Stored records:
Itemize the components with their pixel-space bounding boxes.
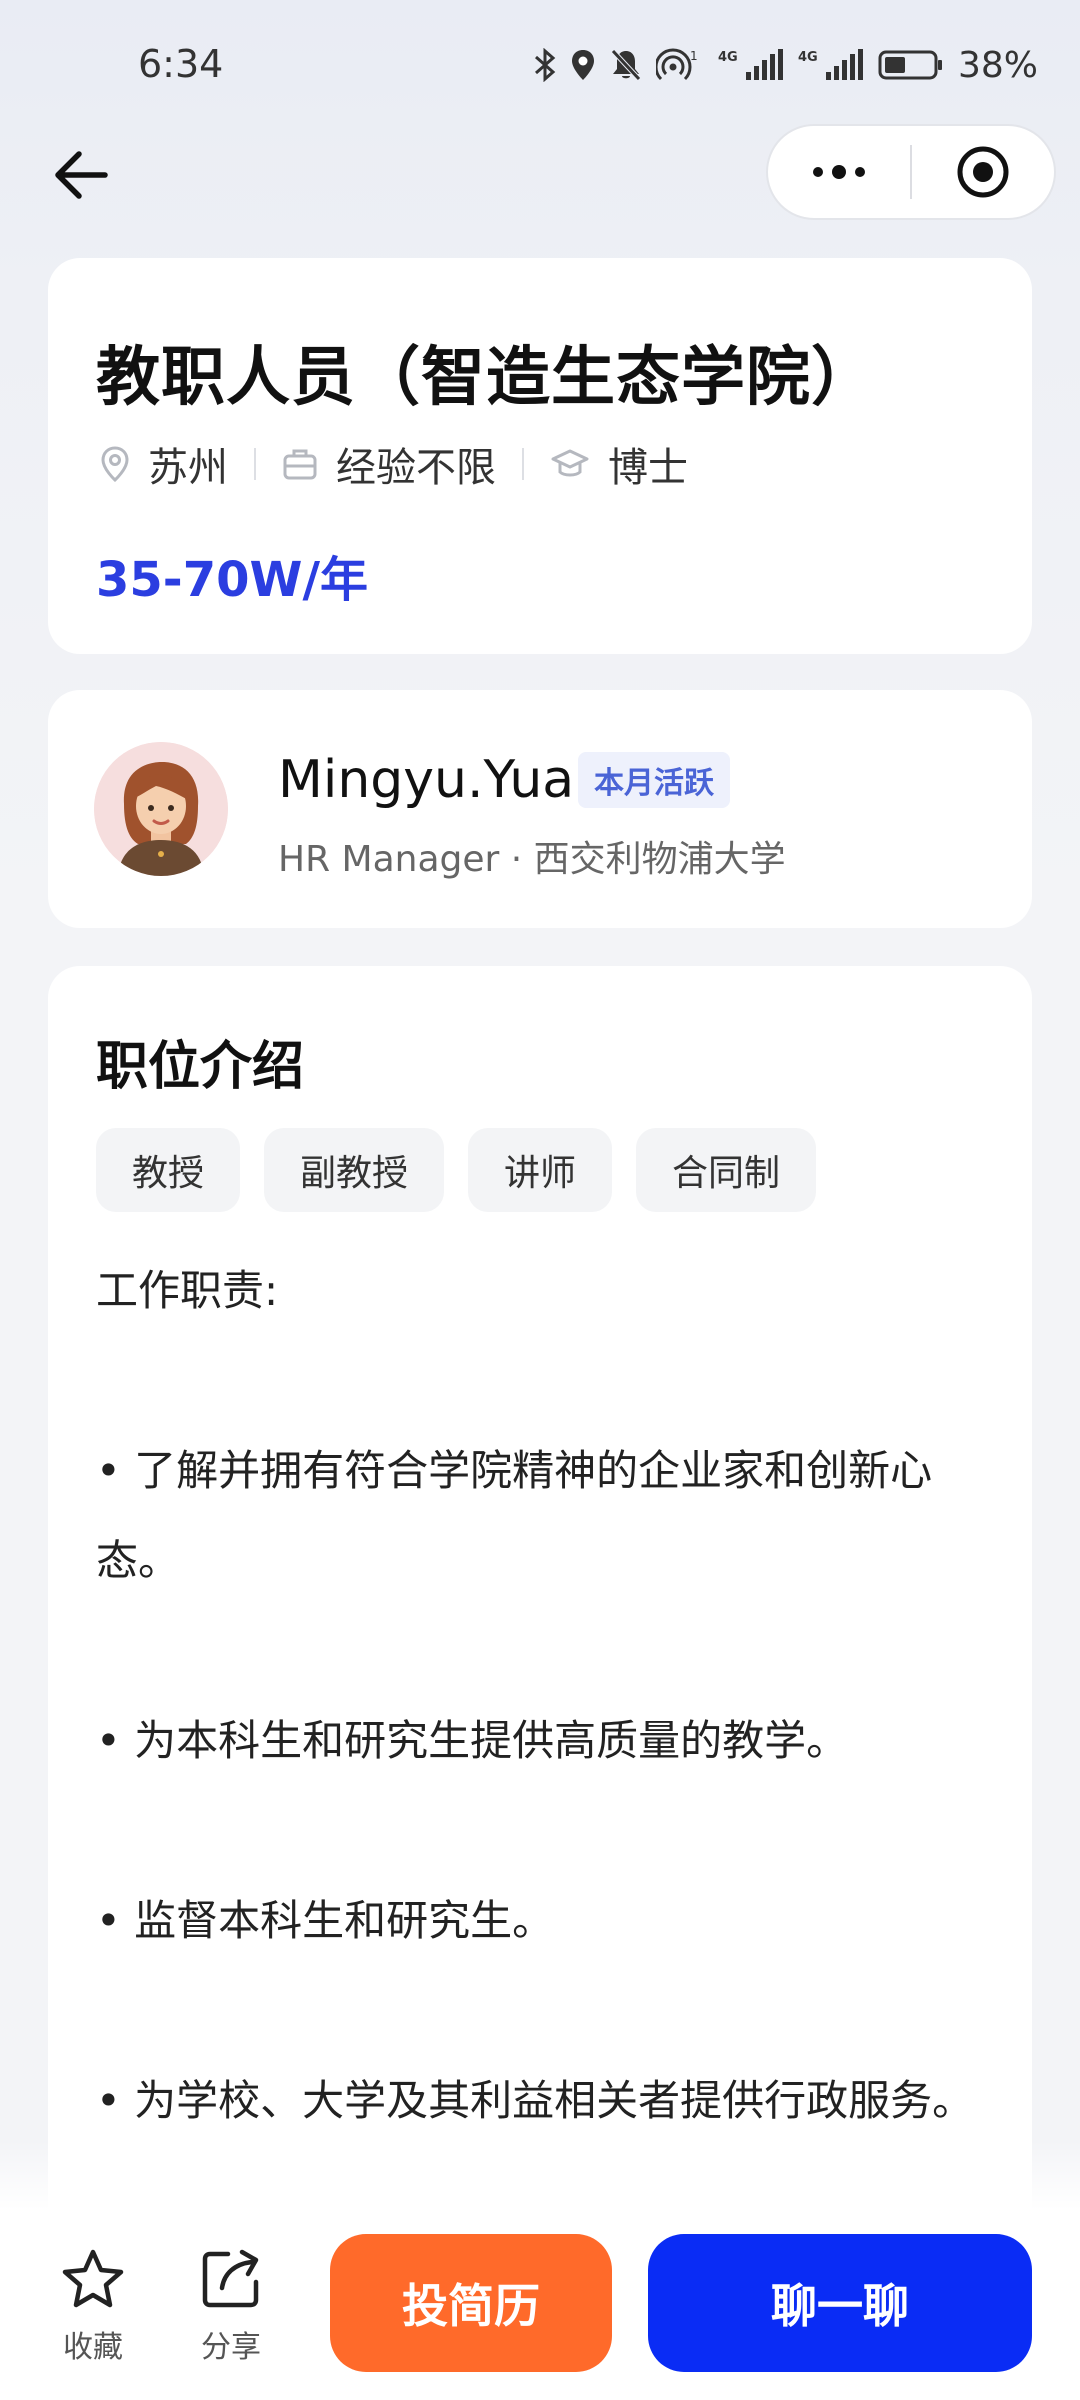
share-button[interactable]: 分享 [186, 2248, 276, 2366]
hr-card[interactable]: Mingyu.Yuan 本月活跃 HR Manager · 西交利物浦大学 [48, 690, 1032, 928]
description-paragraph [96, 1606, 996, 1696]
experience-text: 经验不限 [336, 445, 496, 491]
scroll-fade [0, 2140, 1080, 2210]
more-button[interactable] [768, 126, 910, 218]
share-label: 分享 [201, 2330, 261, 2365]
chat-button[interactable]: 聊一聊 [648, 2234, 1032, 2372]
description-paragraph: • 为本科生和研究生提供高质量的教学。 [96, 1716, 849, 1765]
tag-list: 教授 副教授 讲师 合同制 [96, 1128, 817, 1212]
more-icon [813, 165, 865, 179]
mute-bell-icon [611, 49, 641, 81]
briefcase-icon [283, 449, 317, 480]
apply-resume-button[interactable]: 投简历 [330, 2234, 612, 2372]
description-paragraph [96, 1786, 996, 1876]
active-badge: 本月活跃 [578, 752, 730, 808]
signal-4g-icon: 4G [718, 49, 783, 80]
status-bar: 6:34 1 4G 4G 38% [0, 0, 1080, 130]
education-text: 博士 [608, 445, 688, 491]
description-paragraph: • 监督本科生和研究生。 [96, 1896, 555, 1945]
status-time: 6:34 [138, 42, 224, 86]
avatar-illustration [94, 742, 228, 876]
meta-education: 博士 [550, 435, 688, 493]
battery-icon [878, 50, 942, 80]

STATED TASK:
Print the lines of the stored records above verbatim, covering every record, and omit the pictures from your output.

RESULT:
Itemize the components with their pixel-space bounding boxes.
share-button[interactable]: 分享 [186, 2248, 276, 2366]
hr-card[interactable]: Mingyu.Yuan 本月活跃 HR Manager · 西交利物浦大学 [48, 690, 1032, 928]
description-paragraph [96, 1606, 996, 1696]
experience-text: 经验不限 [336, 445, 496, 491]
scroll-fade [0, 2140, 1080, 2210]
more-button[interactable] [768, 126, 910, 218]
share-label: 分享 [201, 2330, 261, 2365]
chat-button[interactable]: 聊一聊 [648, 2234, 1032, 2372]
description-paragraph: • 为本科生和研究生提供高质量的教学。 [96, 1716, 849, 1765]
tag-list: 教授 副教授 讲师 合同制 [96, 1128, 817, 1212]
more-icon [813, 165, 865, 179]
mute-bell-icon [611, 49, 641, 81]
briefcase-icon [283, 449, 317, 480]
apply-resume-button[interactable]: 投简历 [330, 2234, 612, 2372]
description-paragraph [96, 1786, 996, 1876]
active-badge: 本月活跃 [578, 752, 730, 808]
signal-4g-icon: 4G [718, 49, 783, 80]
status-bar: 6:34 1 4G 4G 38% [0, 0, 1080, 130]
education-text: 博士 [608, 445, 688, 491]
description-paragraph: • 监督本科生和研究生。 [96, 1896, 555, 1945]
status-time: 6:34 [138, 42, 224, 86]
avatar-illustration [94, 742, 228, 876]
meta-education: 博士 [550, 435, 688, 493]
battery-icon [878, 50, 942, 80]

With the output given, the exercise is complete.